[ROWS start]
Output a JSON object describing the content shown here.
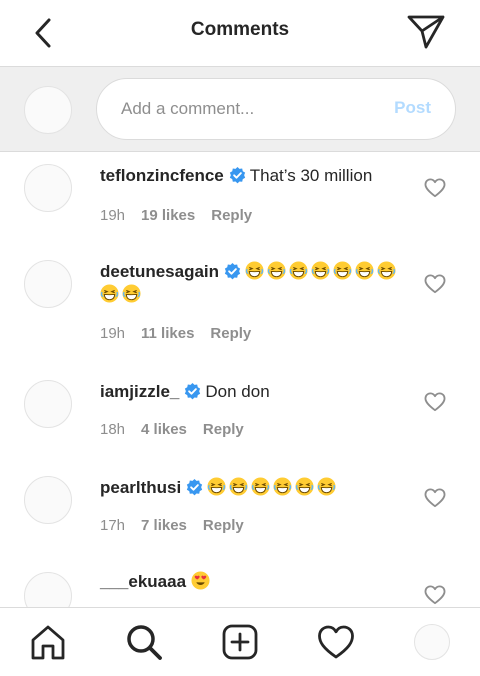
{
  "header": {
    "title": "Comments",
    "back_icon": "chevron-left-icon",
    "send_icon": "paper-plane-icon"
  },
  "composer": {
    "placeholder": "Add a comment...",
    "post_label": "Post"
  },
  "colors": {
    "verified_blue": "#3897f0",
    "meta_gray": "#8e8e8e",
    "post_disabled": "#b3dbff"
  },
  "comments": [
    {
      "username": "teflonzincfence",
      "text": "That’s 30 million",
      "emojis": [],
      "time": "19h",
      "likes": "19 likes",
      "reply": "Reply"
    },
    {
      "username": "deetunesagain",
      "text": "",
      "emojis": [
        "laughing-face-icon",
        "laughing-face-icon",
        "laughing-face-icon",
        "laughing-face-icon",
        "laughing-face-icon",
        "laughing-face-icon",
        "laughing-face-icon",
        "laughing-face-icon",
        "laughing-face-icon"
      ],
      "time": "19h",
      "likes": "11 likes",
      "reply": "Reply"
    },
    {
      "username": "iamjizzle_",
      "text": "Don don",
      "emojis": [],
      "time": "18h",
      "likes": "4 likes",
      "reply": "Reply"
    },
    {
      "username": "pearlthusi",
      "text": "",
      "emojis": [
        "laughing-face-icon",
        "laughing-face-icon",
        "laughing-face-icon",
        "laughing-face-icon",
        "laughing-face-icon",
        "laughing-face-icon"
      ],
      "time": "17h",
      "likes": "7 likes",
      "reply": "Reply"
    },
    {
      "username": "___ekuaaa",
      "text": "",
      "emojis": [
        "heart-eyes-face-icon"
      ],
      "time": "",
      "likes": "",
      "reply": ""
    }
  ],
  "tabbar": {
    "icons": [
      "home-icon",
      "search-icon",
      "new-post-icon",
      "heart-icon",
      "profile-avatar"
    ]
  }
}
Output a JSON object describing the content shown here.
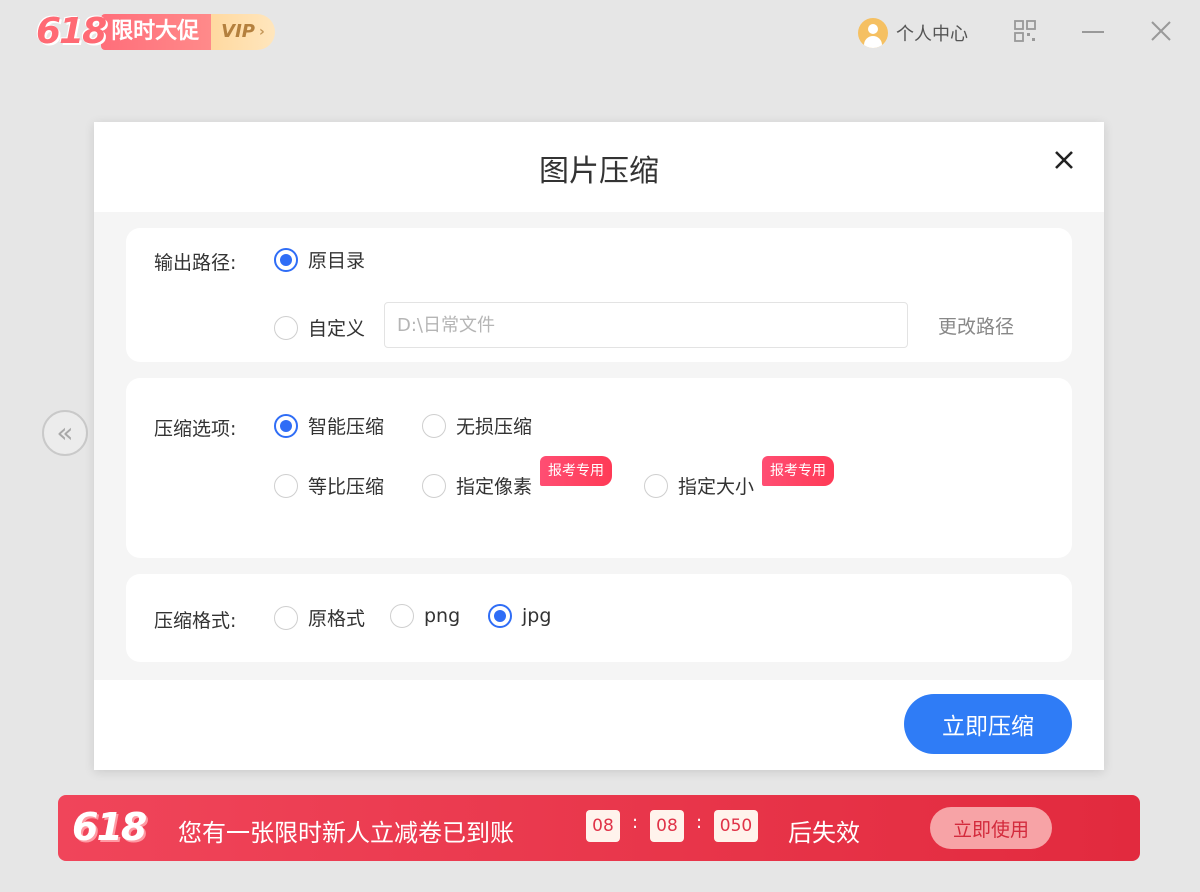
{
  "topbar": {
    "promo_logo": "618",
    "promo_label": "限时大促",
    "vip_label": "VIP",
    "vip_chevron": "›",
    "user_center_label": "个人中心"
  },
  "side_arrow": "«",
  "dialog": {
    "title": "图片压缩",
    "output": {
      "label": "输出路径:",
      "options": [
        {
          "label": "原目录",
          "checked": true
        },
        {
          "label": "自定义",
          "checked": false
        }
      ],
      "path_placeholder": "D:\\日常文件",
      "change_path_label": "更改路径"
    },
    "compress_options": {
      "label": "压缩选项:",
      "options": [
        {
          "label": "智能压缩",
          "checked": true
        },
        {
          "label": "无损压缩",
          "checked": false
        },
        {
          "label": "等比压缩",
          "checked": false
        },
        {
          "label": "指定像素",
          "checked": false,
          "tag": "报考专用"
        },
        {
          "label": "指定大小",
          "checked": false,
          "tag": "报考专用"
        }
      ]
    },
    "format": {
      "label": "压缩格式:",
      "options": [
        {
          "label": "原格式",
          "checked": false
        },
        {
          "label": "png",
          "checked": false
        },
        {
          "label": "jpg",
          "checked": true
        }
      ]
    },
    "submit_label": "立即压缩"
  },
  "banner": {
    "logo": "618",
    "message": "您有一张限时新人立减卷已到账",
    "countdown": [
      "08",
      "08",
      "050"
    ],
    "separator": ":",
    "suffix": "后失效",
    "button_label": "立即使用"
  },
  "colors": {
    "accent": "#2f7cf6",
    "radio_checked": "#2f6df6",
    "banner_red": "#e22a3e",
    "tag_pink": "#ff4e73"
  },
  "icons": {
    "avatar": "avatar-icon",
    "grid": "grid-icon",
    "minimize": "minimize-icon",
    "close_window": "close-icon",
    "dialog_close": "close-icon",
    "side_arrow": "double-chevron-left-icon"
  }
}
[ROWS end]
• [THE REQUEST]
Quote each record exactly as it stands, minus the pictures.

• [RESULT FOR THIS TASK]
Output a JSON object describing the content shown here.
{
  "header": {
    "title": "Comments",
    "back_icon": "chevron-left-icon",
    "send_icon": "paper-plane-icon"
  },
  "composer": {
    "placeholder": "Add a comment...",
    "post_label": "Post"
  },
  "colors": {
    "verified_blue": "#3897f0",
    "meta_gray": "#8e8e8e",
    "post_disabled": "#b3dbff"
  },
  "comments": [
    {
      "username": "teflonzincfence",
      "text": "That’s 30 million",
      "emojis": [],
      "time": "19h",
      "likes": "19 likes",
      "reply": "Reply"
    },
    {
      "username": "deetunesagain",
      "text": "",
      "emojis": [
        "laughing-face-icon",
        "laughing-face-icon",
        "laughing-face-icon",
        "laughing-face-icon",
        "laughing-face-icon",
        "laughing-face-icon",
        "laughing-face-icon",
        "laughing-face-icon",
        "laughing-face-icon"
      ],
      "time": "19h",
      "likes": "11 likes",
      "reply": "Reply"
    },
    {
      "username": "iamjizzle_",
      "text": "Don don",
      "emojis": [],
      "time": "18h",
      "likes": "4 likes",
      "reply": "Reply"
    },
    {
      "username": "pearlthusi",
      "text": "",
      "emojis": [
        "laughing-face-icon",
        "laughing-face-icon",
        "laughing-face-icon",
        "laughing-face-icon",
        "laughing-face-icon",
        "laughing-face-icon"
      ],
      "time": "17h",
      "likes": "7 likes",
      "reply": "Reply"
    },
    {
      "username": "___ekuaaa",
      "text": "",
      "emojis": [
        "heart-eyes-face-icon"
      ],
      "time": "",
      "likes": "",
      "reply": ""
    }
  ],
  "tabbar": {
    "icons": [
      "home-icon",
      "search-icon",
      "new-post-icon",
      "heart-icon",
      "profile-avatar"
    ]
  }
}
Output a JSON object describing the content shown here.
{
  "topbar": {
    "promo_logo": "618",
    "promo_label": "限时大促",
    "vip_label": "VIP",
    "vip_chevron": "›",
    "user_center_label": "个人中心"
  },
  "side_arrow": "«",
  "dialog": {
    "title": "图片压缩",
    "output": {
      "label": "输出路径:",
      "options": [
        {
          "label": "原目录",
          "checked": true
        },
        {
          "label": "自定义",
          "checked": false
        }
      ],
      "path_placeholder": "D:\\日常文件",
      "change_path_label": "更改路径"
    },
    "compress_options": {
      "label": "压缩选项:",
      "options": [
        {
          "label": "智能压缩",
          "checked": true
        },
        {
          "label": "无损压缩",
          "checked": false
        },
        {
          "label": "等比压缩",
          "checked": false
        },
        {
          "label": "指定像素",
          "checked": false,
          "tag": "报考专用"
        },
        {
          "label": "指定大小",
          "checked": false,
          "tag": "报考专用"
        }
      ]
    },
    "format": {
      "label": "压缩格式:",
      "options": [
        {
          "label": "原格式",
          "checked": false
        },
        {
          "label": "png",
          "checked": false
        },
        {
          "label": "jpg",
          "checked": true
        }
      ]
    },
    "submit_label": "立即压缩"
  },
  "banner": {
    "logo": "618",
    "message": "您有一张限时新人立减卷已到账",
    "countdown": [
      "08",
      "08",
      "050"
    ],
    "separator": ":",
    "suffix": "后失效",
    "button_label": "立即使用"
  },
  "colors": {
    "accent": "#2f7cf6",
    "radio_checked": "#2f6df6",
    "banner_red": "#e22a3e",
    "tag_pink": "#ff4e73"
  },
  "icons": {
    "avatar": "avatar-icon",
    "grid": "grid-icon",
    "minimize": "minimize-icon",
    "close_window": "close-icon",
    "dialog_close": "close-icon",
    "side_arrow": "double-chevron-left-icon"
  }
}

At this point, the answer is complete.